* **Element location data**
========================

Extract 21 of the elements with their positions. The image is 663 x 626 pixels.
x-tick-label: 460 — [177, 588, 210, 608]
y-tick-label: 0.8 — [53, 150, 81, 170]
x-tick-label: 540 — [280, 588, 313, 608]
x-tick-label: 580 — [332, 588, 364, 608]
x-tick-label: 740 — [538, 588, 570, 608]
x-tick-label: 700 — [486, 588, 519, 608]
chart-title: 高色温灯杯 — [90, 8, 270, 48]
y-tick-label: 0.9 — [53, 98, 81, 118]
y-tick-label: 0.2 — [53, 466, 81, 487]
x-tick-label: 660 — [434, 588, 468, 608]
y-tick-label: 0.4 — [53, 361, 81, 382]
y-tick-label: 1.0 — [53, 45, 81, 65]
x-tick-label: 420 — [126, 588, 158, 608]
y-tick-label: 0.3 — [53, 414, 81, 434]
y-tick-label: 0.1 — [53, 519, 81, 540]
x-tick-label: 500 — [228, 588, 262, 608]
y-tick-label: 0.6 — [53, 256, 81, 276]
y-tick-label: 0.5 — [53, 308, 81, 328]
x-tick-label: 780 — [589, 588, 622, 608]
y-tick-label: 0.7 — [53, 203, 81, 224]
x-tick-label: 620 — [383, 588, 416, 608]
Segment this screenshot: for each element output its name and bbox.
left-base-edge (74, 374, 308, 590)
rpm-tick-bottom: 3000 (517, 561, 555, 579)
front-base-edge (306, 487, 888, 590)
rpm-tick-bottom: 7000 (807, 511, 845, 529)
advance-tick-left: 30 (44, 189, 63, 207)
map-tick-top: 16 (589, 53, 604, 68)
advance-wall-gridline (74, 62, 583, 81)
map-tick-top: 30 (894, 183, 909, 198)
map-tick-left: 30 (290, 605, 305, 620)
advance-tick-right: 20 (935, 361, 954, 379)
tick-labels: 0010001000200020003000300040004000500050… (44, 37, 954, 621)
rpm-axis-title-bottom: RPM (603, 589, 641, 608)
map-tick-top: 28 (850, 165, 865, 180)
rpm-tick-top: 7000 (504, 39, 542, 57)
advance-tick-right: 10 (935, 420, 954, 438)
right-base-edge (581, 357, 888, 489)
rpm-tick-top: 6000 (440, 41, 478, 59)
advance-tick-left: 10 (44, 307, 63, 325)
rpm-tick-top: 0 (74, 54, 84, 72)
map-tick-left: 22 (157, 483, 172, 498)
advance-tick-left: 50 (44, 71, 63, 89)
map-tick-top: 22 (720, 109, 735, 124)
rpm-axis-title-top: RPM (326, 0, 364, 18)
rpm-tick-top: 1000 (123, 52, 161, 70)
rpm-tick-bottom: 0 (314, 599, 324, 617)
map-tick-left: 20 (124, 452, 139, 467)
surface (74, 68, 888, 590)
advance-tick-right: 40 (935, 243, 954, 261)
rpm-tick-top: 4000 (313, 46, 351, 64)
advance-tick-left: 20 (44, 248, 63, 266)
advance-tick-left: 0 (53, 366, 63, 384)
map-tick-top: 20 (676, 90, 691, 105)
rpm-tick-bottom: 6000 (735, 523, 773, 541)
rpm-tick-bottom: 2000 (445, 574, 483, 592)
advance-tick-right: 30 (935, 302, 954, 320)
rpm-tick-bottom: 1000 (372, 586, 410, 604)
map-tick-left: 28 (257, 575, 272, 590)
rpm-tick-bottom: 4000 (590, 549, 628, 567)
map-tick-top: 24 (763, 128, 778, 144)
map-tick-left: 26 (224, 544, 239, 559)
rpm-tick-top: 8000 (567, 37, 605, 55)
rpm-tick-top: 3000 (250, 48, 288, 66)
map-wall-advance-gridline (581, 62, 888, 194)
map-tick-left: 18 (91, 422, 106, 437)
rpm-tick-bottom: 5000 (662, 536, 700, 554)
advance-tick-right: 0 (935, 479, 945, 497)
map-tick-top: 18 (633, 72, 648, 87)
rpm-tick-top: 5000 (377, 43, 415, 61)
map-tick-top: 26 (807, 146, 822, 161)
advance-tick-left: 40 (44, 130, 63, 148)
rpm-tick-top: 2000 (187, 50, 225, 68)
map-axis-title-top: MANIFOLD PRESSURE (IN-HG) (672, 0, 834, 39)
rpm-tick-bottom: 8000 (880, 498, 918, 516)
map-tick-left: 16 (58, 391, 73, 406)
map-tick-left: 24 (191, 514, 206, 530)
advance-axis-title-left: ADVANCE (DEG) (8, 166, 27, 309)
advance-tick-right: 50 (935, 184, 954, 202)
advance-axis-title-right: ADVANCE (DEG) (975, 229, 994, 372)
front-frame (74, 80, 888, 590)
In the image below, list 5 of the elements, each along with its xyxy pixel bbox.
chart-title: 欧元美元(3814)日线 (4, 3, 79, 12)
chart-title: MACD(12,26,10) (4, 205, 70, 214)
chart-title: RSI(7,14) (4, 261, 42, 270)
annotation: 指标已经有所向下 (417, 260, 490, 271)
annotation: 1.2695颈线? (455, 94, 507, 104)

========================

Replace each instance of "x-tick-label" in the material with "x-axis-tick" and reproduce all the lines, leaving everything else as is.

Extract 21 of the elements with their positions. The image is 663 x 626 pixels.
x-axis-tick: 460 — [177, 588, 210, 608]
y-tick-label: 0.8 — [53, 150, 81, 170]
x-axis-tick: 540 — [280, 588, 313, 608]
x-axis-tick: 580 — [332, 588, 364, 608]
x-axis-tick: 740 — [538, 588, 570, 608]
x-axis-tick: 700 — [486, 588, 519, 608]
chart-title: 高色温灯杯 — [90, 8, 270, 48]
y-tick-label: 0.9 — [53, 98, 81, 118]
y-tick-label: 0.2 — [53, 466, 81, 487]
x-axis-tick: 660 — [434, 588, 468, 608]
y-tick-label: 0.4 — [53, 361, 81, 382]
y-tick-label: 1.0 — [53, 45, 81, 65]
x-axis-tick: 420 — [126, 588, 158, 608]
y-tick-label: 0.3 — [53, 414, 81, 434]
y-tick-label: 0.1 — [53, 519, 81, 540]
x-axis-tick: 500 — [228, 588, 262, 608]
y-tick-label: 0.6 — [53, 256, 81, 276]
y-tick-label: 0.5 — [53, 308, 81, 328]
x-axis-tick: 780 — [589, 588, 622, 608]
y-tick-label: 0.7 — [53, 203, 81, 224]
x-axis-tick: 620 — [383, 588, 416, 608]
Segment this screenshot: for each element output its name and bbox.
left-base-edge (74, 374, 308, 590)
rpm-tick-bottom: 3000 (517, 561, 555, 579)
front-base-edge (306, 487, 888, 590)
rpm-tick-bottom: 7000 (807, 511, 845, 529)
advance-tick-left: 30 (44, 189, 63, 207)
map-tick-top: 16 (589, 53, 604, 68)
advance-wall-gridline (74, 62, 583, 81)
map-tick-top: 30 (894, 183, 909, 198)
map-tick-left: 30 (290, 605, 305, 620)
advance-tick-right: 20 (935, 361, 954, 379)
tick-labels: 0010001000200020003000300040004000500050… (44, 37, 954, 621)
rpm-axis-title-bottom: RPM (603, 589, 641, 608)
map-tick-top: 28 (850, 165, 865, 180)
rpm-tick-top: 7000 (504, 39, 542, 57)
advance-tick-right: 10 (935, 420, 954, 438)
right-base-edge (581, 357, 888, 489)
rpm-tick-top: 6000 (440, 41, 478, 59)
advance-tick-left: 10 (44, 307, 63, 325)
rpm-tick-top: 0 (74, 54, 84, 72)
map-tick-left: 22 (157, 483, 172, 498)
advance-tick-left: 50 (44, 71, 63, 89)
map-tick-top: 22 (720, 109, 735, 124)
rpm-axis-title-top: RPM (326, 0, 364, 18)
rpm-tick-top: 1000 (123, 52, 161, 70)
rpm-tick-bottom: 0 (314, 599, 324, 617)
map-tick-left: 20 (124, 452, 139, 467)
surface (74, 68, 888, 590)
advance-tick-right: 40 (935, 243, 954, 261)
rpm-tick-top: 4000 (313, 46, 351, 64)
advance-tick-left: 20 (44, 248, 63, 266)
advance-tick-left: 0 (53, 366, 63, 384)
map-tick-top: 20 (676, 90, 691, 105)
rpm-tick-bottom: 6000 (735, 523, 773, 541)
rpm-tick-bottom: 2000 (445, 574, 483, 592)
advance-tick-right: 30 (935, 302, 954, 320)
rpm-tick-bottom: 1000 (372, 586, 410, 604)
map-tick-left: 28 (257, 575, 272, 590)
rpm-tick-bottom: 4000 (590, 549, 628, 567)
map-tick-top: 24 (763, 128, 778, 144)
map-tick-left: 26 (224, 544, 239, 559)
rpm-tick-top: 8000 (567, 37, 605, 55)
rpm-tick-top: 3000 (250, 48, 288, 66)
map-wall-advance-gridline (581, 62, 888, 194)
map-tick-left: 18 (91, 422, 106, 437)
rpm-tick-bottom: 5000 (662, 536, 700, 554)
advance-tick-right: 0 (935, 479, 945, 497)
map-tick-top: 18 (633, 72, 648, 87)
rpm-tick-top: 5000 (377, 43, 415, 61)
map-tick-top: 26 (807, 146, 822, 161)
advance-tick-left: 40 (44, 130, 63, 148)
rpm-tick-top: 2000 (187, 50, 225, 68)
map-axis-title-top: MANIFOLD PRESSURE (IN-HG) (672, 0, 834, 39)
rpm-tick-bottom: 8000 (880, 498, 918, 516)
map-tick-left: 16 (58, 391, 73, 406)
map-tick-left: 24 (191, 514, 206, 530)
advance-axis-title-left: ADVANCE (DEG) (8, 166, 27, 309)
advance-tick-right: 50 (935, 184, 954, 202)
advance-axis-title-right: ADVANCE (DEG) (975, 229, 994, 372)
front-frame (74, 80, 888, 590)
In the image below, list 5 of the elements, each along with its xyxy pixel bbox.
chart-title: 欧元美元(3814)日线 (4, 3, 79, 12)
chart-title: MACD(12,26,10) (4, 205, 70, 214)
chart-title: RSI(7,14) (4, 261, 42, 270)
annotation: 指标已经有所向下 (417, 260, 490, 271)
annotation: 1.2695颈线? (455, 94, 507, 104)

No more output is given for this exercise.